* **YOUR GOAL**: Write out each record below exactly as it appears, with no pictures.

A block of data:

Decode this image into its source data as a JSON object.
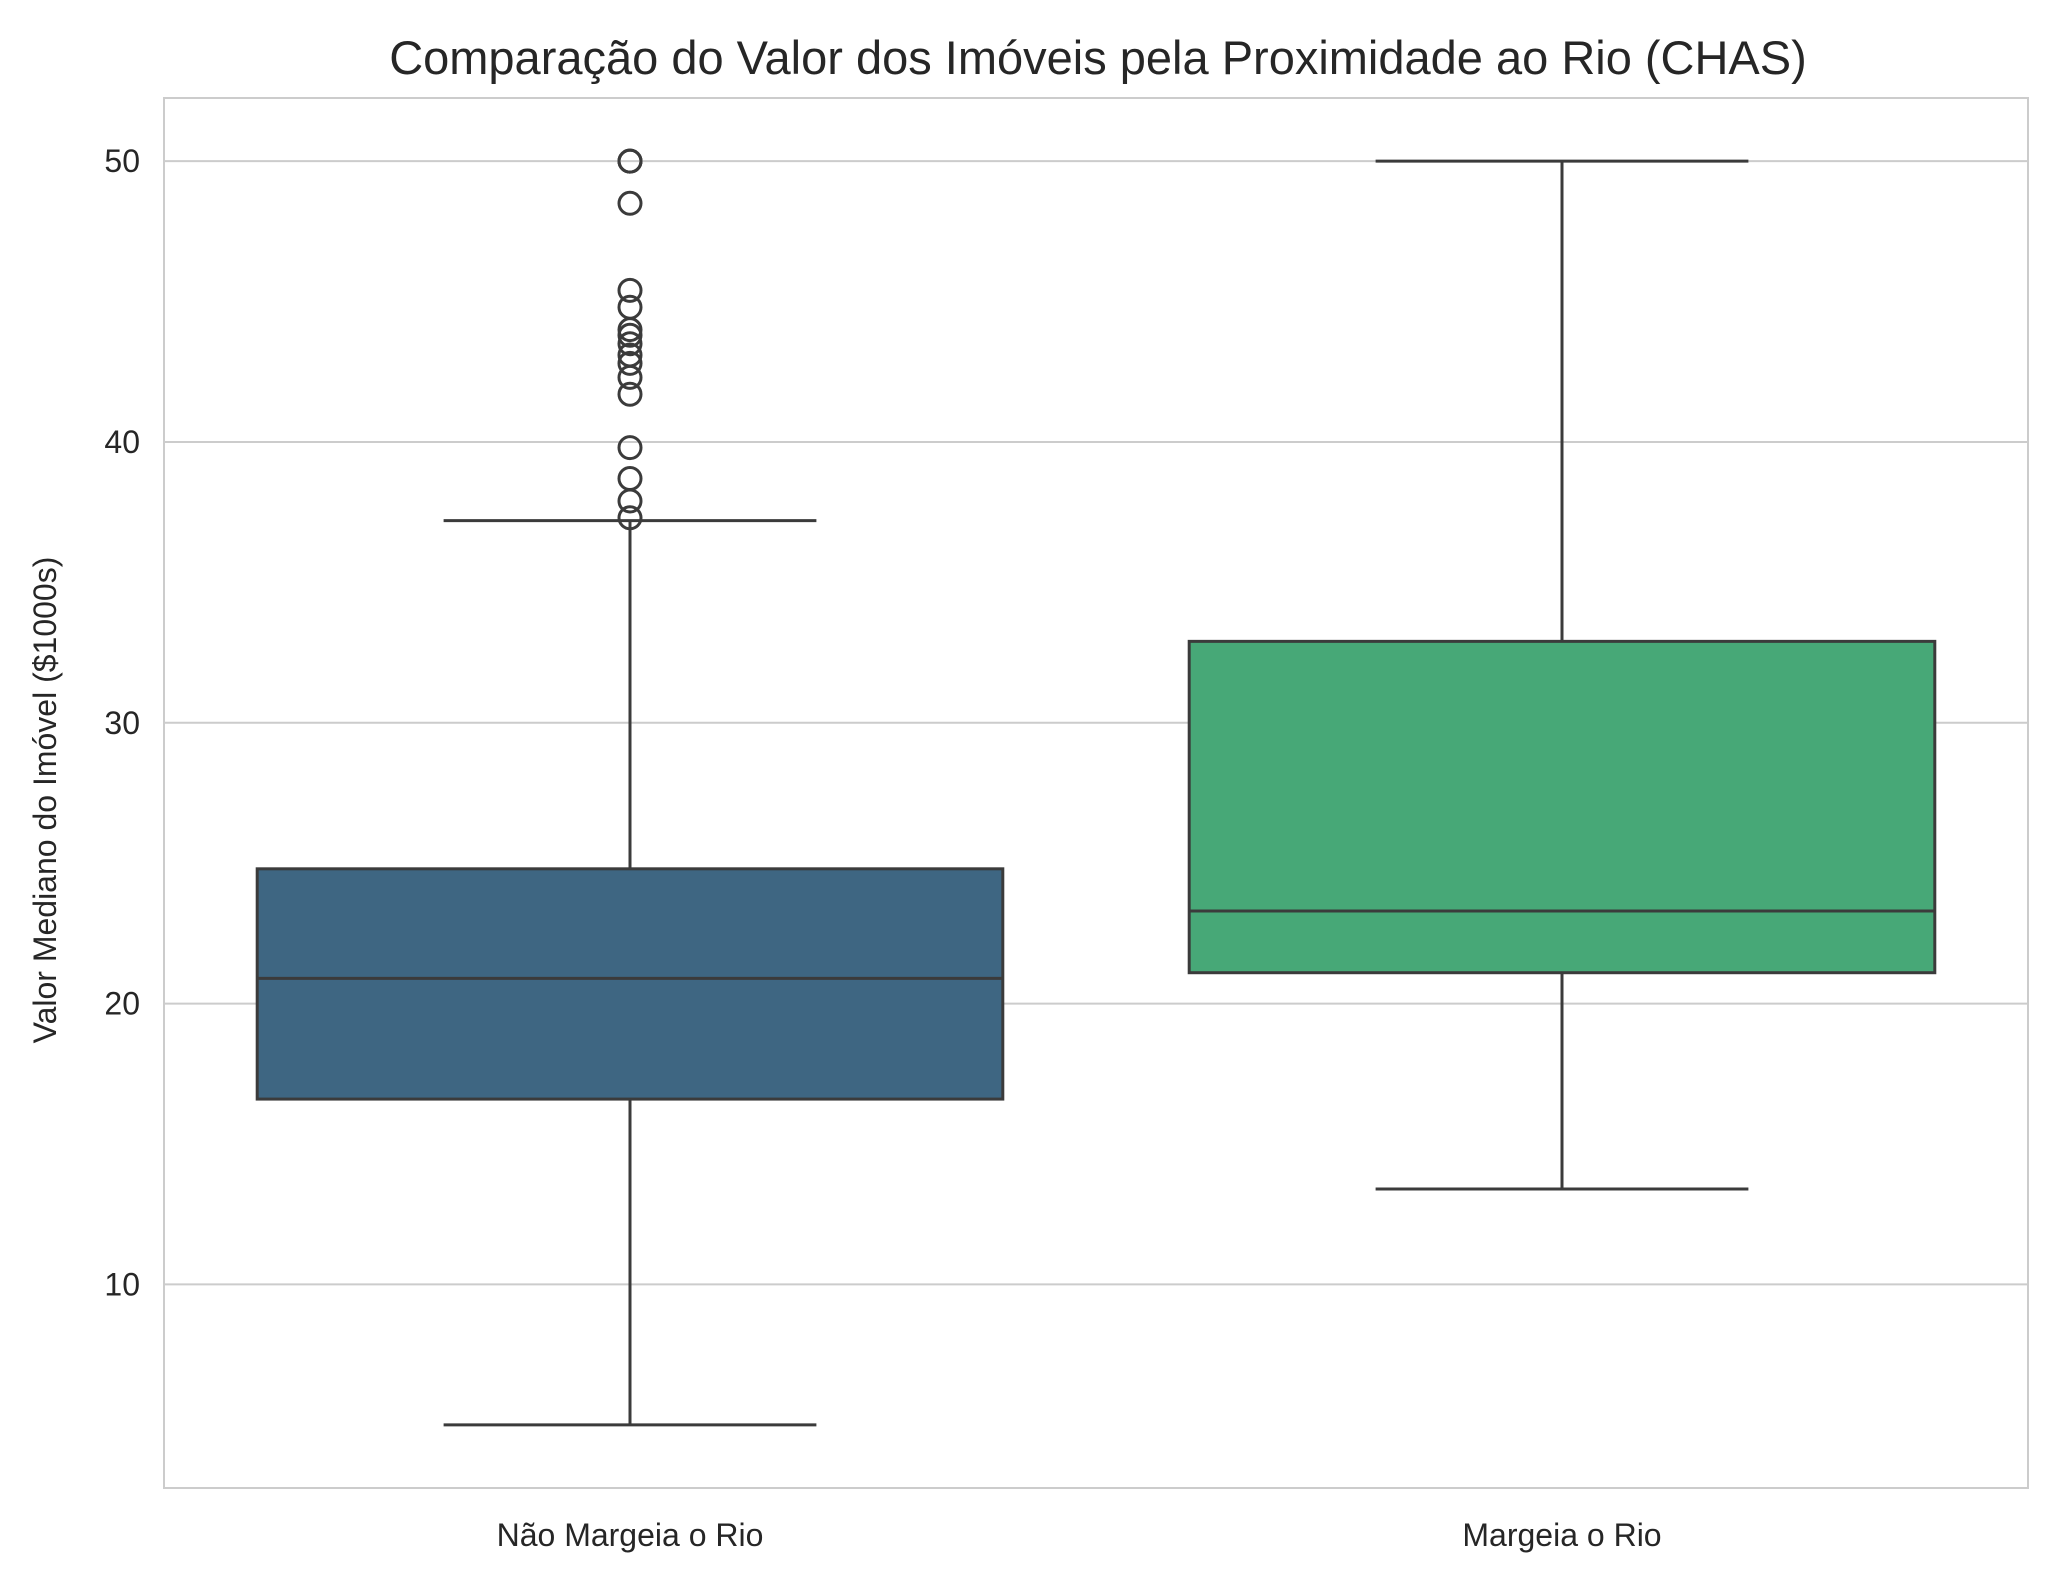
{
  "chart_data": {
    "type": "boxplot",
    "title": "Comparação do Valor dos Imóveis pela Proximidade ao Rio (CHAS)",
    "xlabel": "",
    "ylabel": "Valor Mediano do Imóvel ($1000s)",
    "ylim": [
      2.75,
      52.25
    ],
    "yticks": [
      10,
      20,
      30,
      40,
      50
    ],
    "grid": "horizontal",
    "legend": "none",
    "categories": [
      "Não Margeia o Rio",
      "Margeia o Rio"
    ],
    "boxes": [
      {
        "category": "Não Margeia o Rio",
        "color": "#3e6682",
        "whisker_low": 5.0,
        "q1": 16.6,
        "median": 20.9,
        "q3": 24.8,
        "whisker_high": 37.2,
        "outliers": [
          50.0,
          50.0,
          50.0,
          48.5,
          45.4,
          44.8,
          44.0,
          43.8,
          43.5,
          43.1,
          42.8,
          42.3,
          41.7,
          39.8,
          38.7,
          37.9,
          37.3
        ]
      },
      {
        "category": "Margeia o Rio",
        "color": "#47a877",
        "whisker_low": 13.4,
        "q1": 21.1,
        "median": 23.3,
        "q3": 32.9,
        "whisker_high": 50.0,
        "outliers": []
      }
    ],
    "colors": {
      "edge": "#3b3b3b",
      "grid": "#cccccc",
      "frame": "#cccccc"
    }
  }
}
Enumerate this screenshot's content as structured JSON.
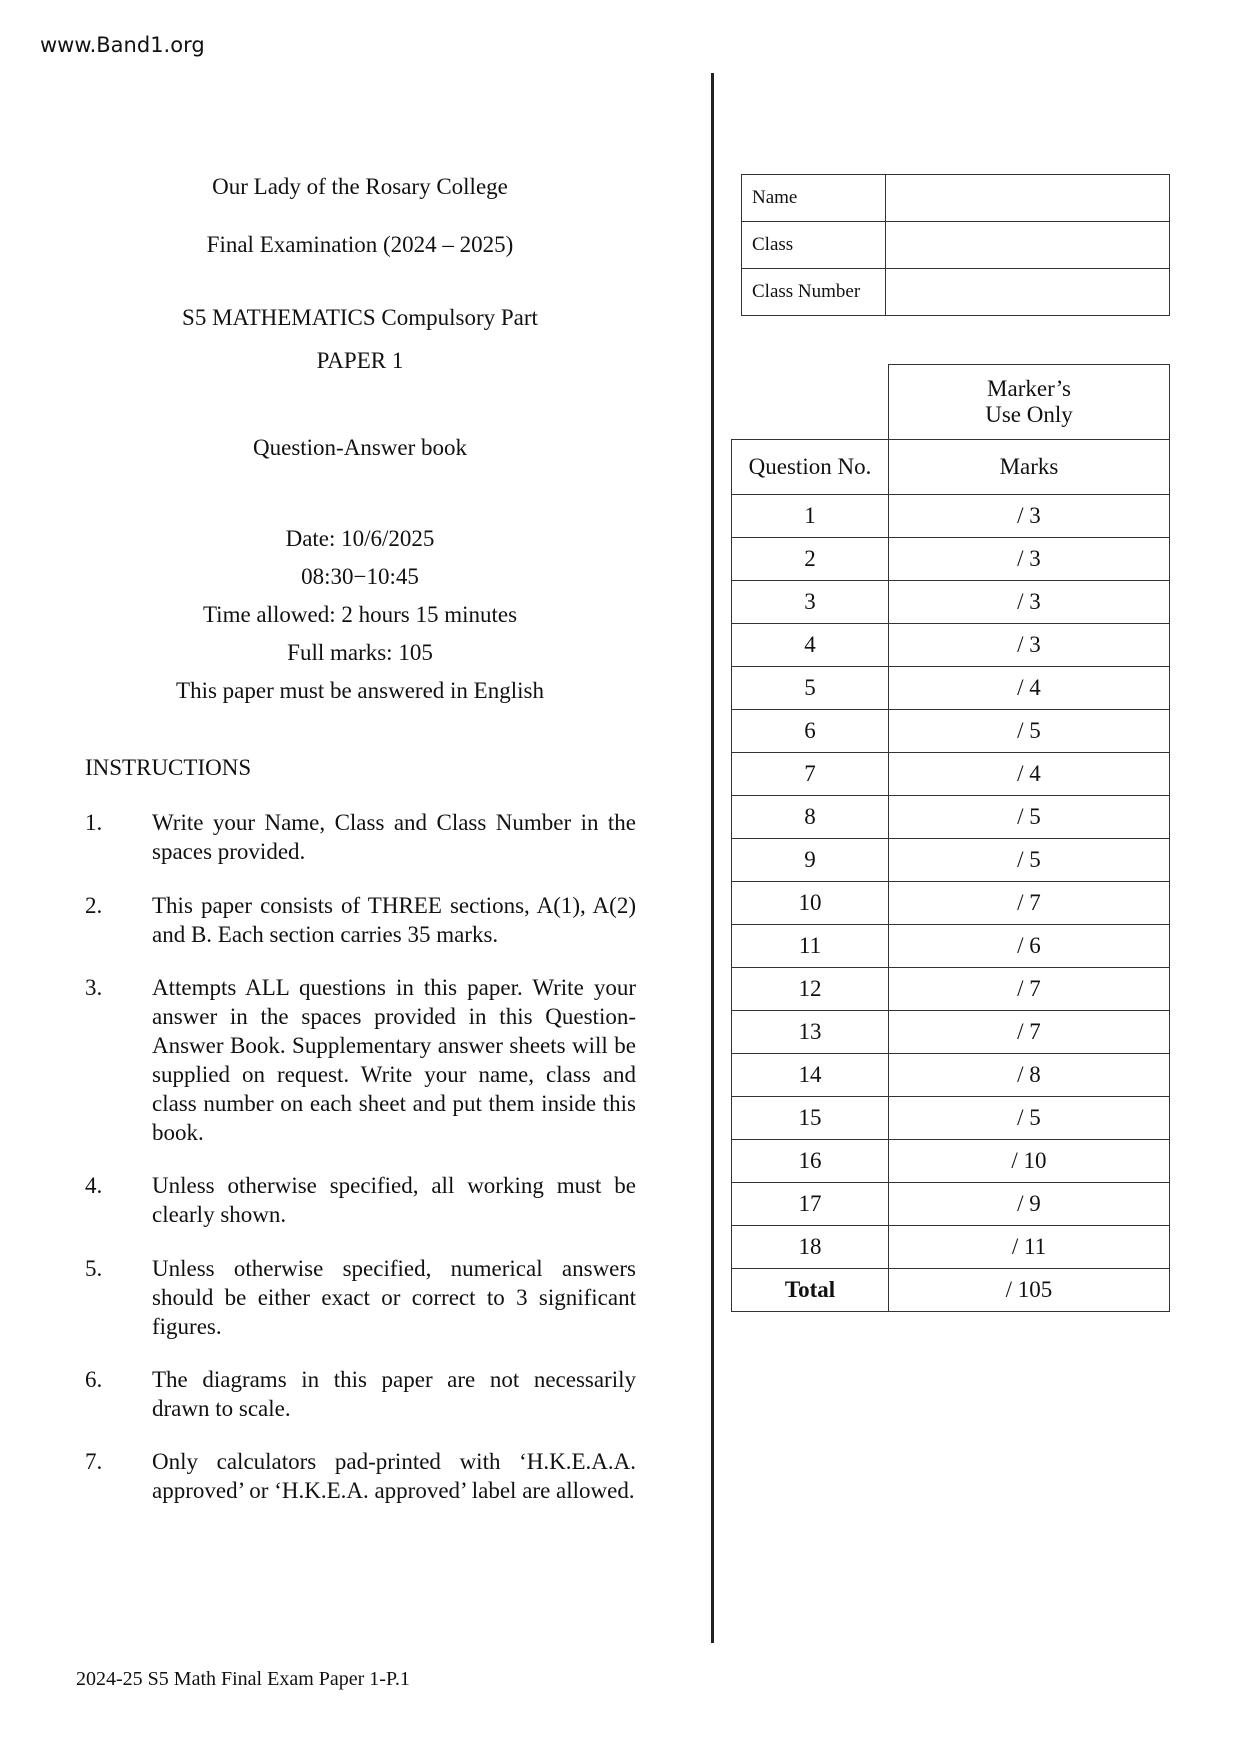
{
  "watermark": "www.Band1.org",
  "header": {
    "school": "Our Lady of the Rosary College",
    "exam": "Final Examination (2024 – 2025)",
    "subject": "S5 MATHEMATICS Compulsory Part",
    "paper": "PAPER 1",
    "book": "Question-Answer book",
    "date": "Date: 10/6/2025",
    "time": "08:30−10:45",
    "time_allowed": "Time allowed: 2 hours 15 minutes",
    "full_marks": "Full marks: 105",
    "language": "This paper must be answered in English"
  },
  "instructions": {
    "heading": "INSTRUCTIONS",
    "items": [
      {
        "n": "1.",
        "text": "Write your Name, Class and Class Number in the spaces provided."
      },
      {
        "n": "2.",
        "text": "This paper consists of THREE sections, A(1), A(2) and B. Each section carries 35 marks."
      },
      {
        "n": "3.",
        "text": "Attempts ALL questions in this paper. Write your answer in the spaces provided in this Question-Answer Book. Supplementary answer sheets will be supplied on request. Write your name, class and class number on each sheet and put them inside this book."
      },
      {
        "n": "4.",
        "text": "Unless otherwise specified, all working must be clearly shown."
      },
      {
        "n": "5.",
        "text": "Unless otherwise specified, numerical answers should be either exact or correct to 3 significant figures."
      },
      {
        "n": "6.",
        "text": "The diagrams in this paper are not necessarily drawn to scale."
      },
      {
        "n": "7.",
        "text": "Only calculators pad-printed with ‘H.K.E.A.A. approved’ or ‘H.K.E.A. approved’ label are allowed."
      }
    ]
  },
  "info_fields": [
    "Name",
    "Class",
    "Class Number"
  ],
  "marks_table": {
    "marker_header_1": "Marker’s",
    "marker_header_2": "Use Only",
    "col_question": "Question No.",
    "col_marks": "Marks",
    "rows": [
      [
        "1",
        "/ 3"
      ],
      [
        "2",
        "/ 3"
      ],
      [
        "3",
        "/ 3"
      ],
      [
        "4",
        "/ 3"
      ],
      [
        "5",
        "/ 4"
      ],
      [
        "6",
        "/ 5"
      ],
      [
        "7",
        "/ 4"
      ],
      [
        "8",
        "/ 5"
      ],
      [
        "9",
        "/ 5"
      ],
      [
        "10",
        "/ 7"
      ],
      [
        "11",
        "/ 6"
      ],
      [
        "12",
        "/ 7"
      ],
      [
        "13",
        "/ 7"
      ],
      [
        "14",
        "/ 8"
      ],
      [
        "15",
        "/ 5"
      ],
      [
        "16",
        "/ 10"
      ],
      [
        "17",
        "/ 9"
      ],
      [
        "18",
        "/ 11"
      ]
    ],
    "total_label": "Total",
    "total_marks": "/ 105"
  },
  "footer": "2024-25 S5 Math Final Exam Paper 1-P.1"
}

* **FINISHED TASK**:
Decode this image into its source data as a JSON object.
{
  "chart_data": {
    "type": "boxplot",
    "title": "Comparação do Valor dos Imóveis pela Proximidade ao Rio (CHAS)",
    "xlabel": "",
    "ylabel": "Valor Mediano do Imóvel ($1000s)",
    "ylim": [
      2.75,
      52.25
    ],
    "yticks": [
      10,
      20,
      30,
      40,
      50
    ],
    "grid": "horizontal",
    "legend": "none",
    "categories": [
      "Não Margeia o Rio",
      "Margeia o Rio"
    ],
    "boxes": [
      {
        "category": "Não Margeia o Rio",
        "color": "#3e6682",
        "whisker_low": 5.0,
        "q1": 16.6,
        "median": 20.9,
        "q3": 24.8,
        "whisker_high": 37.2,
        "outliers": [
          50.0,
          50.0,
          50.0,
          48.5,
          45.4,
          44.8,
          44.0,
          43.8,
          43.5,
          43.1,
          42.8,
          42.3,
          41.7,
          39.8,
          38.7,
          37.9,
          37.3
        ]
      },
      {
        "category": "Margeia o Rio",
        "color": "#47a877",
        "whisker_low": 13.4,
        "q1": 21.1,
        "median": 23.3,
        "q3": 32.9,
        "whisker_high": 50.0,
        "outliers": []
      }
    ],
    "colors": {
      "edge": "#3b3b3b",
      "grid": "#cccccc",
      "frame": "#cccccc"
    }
  }
}
Enumerate this screenshot's content as structured JSON.
{
  "watermark": "www.Band1.org",
  "header": {
    "school": "Our Lady of the Rosary College",
    "exam": "Final Examination (2024 – 2025)",
    "subject": "S5 MATHEMATICS Compulsory Part",
    "paper": "PAPER 1",
    "book": "Question-Answer book",
    "date": "Date: 10/6/2025",
    "time": "08:30−10:45",
    "time_allowed": "Time allowed: 2 hours 15 minutes",
    "full_marks": "Full marks: 105",
    "language": "This paper must be answered in English"
  },
  "instructions": {
    "heading": "INSTRUCTIONS",
    "items": [
      {
        "n": "1.",
        "text": "Write your Name, Class and Class Number in the spaces provided."
      },
      {
        "n": "2.",
        "text": "This paper consists of THREE sections, A(1), A(2) and B. Each section carries 35 marks."
      },
      {
        "n": "3.",
        "text": "Attempts ALL questions in this paper. Write your answer in the spaces provided in this Question-Answer Book. Supplementary answer sheets will be supplied on request. Write your name, class and class number on each sheet and put them inside this book."
      },
      {
        "n": "4.",
        "text": "Unless otherwise specified, all working must be clearly shown."
      },
      {
        "n": "5.",
        "text": "Unless otherwise specified, numerical answers should be either exact or correct to 3 significant figures."
      },
      {
        "n": "6.",
        "text": "The diagrams in this paper are not necessarily drawn to scale."
      },
      {
        "n": "7.",
        "text": "Only calculators pad-printed with ‘H.K.E.A.A. approved’ or ‘H.K.E.A. approved’ label are allowed."
      }
    ]
  },
  "info_fields": [
    "Name",
    "Class",
    "Class Number"
  ],
  "marks_table": {
    "marker_header_1": "Marker’s",
    "marker_header_2": "Use Only",
    "col_question": "Question No.",
    "col_marks": "Marks",
    "rows": [
      [
        "1",
        "/ 3"
      ],
      [
        "2",
        "/ 3"
      ],
      [
        "3",
        "/ 3"
      ],
      [
        "4",
        "/ 3"
      ],
      [
        "5",
        "/ 4"
      ],
      [
        "6",
        "/ 5"
      ],
      [
        "7",
        "/ 4"
      ],
      [
        "8",
        "/ 5"
      ],
      [
        "9",
        "/ 5"
      ],
      [
        "10",
        "/ 7"
      ],
      [
        "11",
        "/ 6"
      ],
      [
        "12",
        "/ 7"
      ],
      [
        "13",
        "/ 7"
      ],
      [
        "14",
        "/ 8"
      ],
      [
        "15",
        "/ 5"
      ],
      [
        "16",
        "/ 10"
      ],
      [
        "17",
        "/ 9"
      ],
      [
        "18",
        "/ 11"
      ]
    ],
    "total_label": "Total",
    "total_marks": "/ 105"
  },
  "footer": "2024-25 S5 Math Final Exam Paper 1-P.1"
}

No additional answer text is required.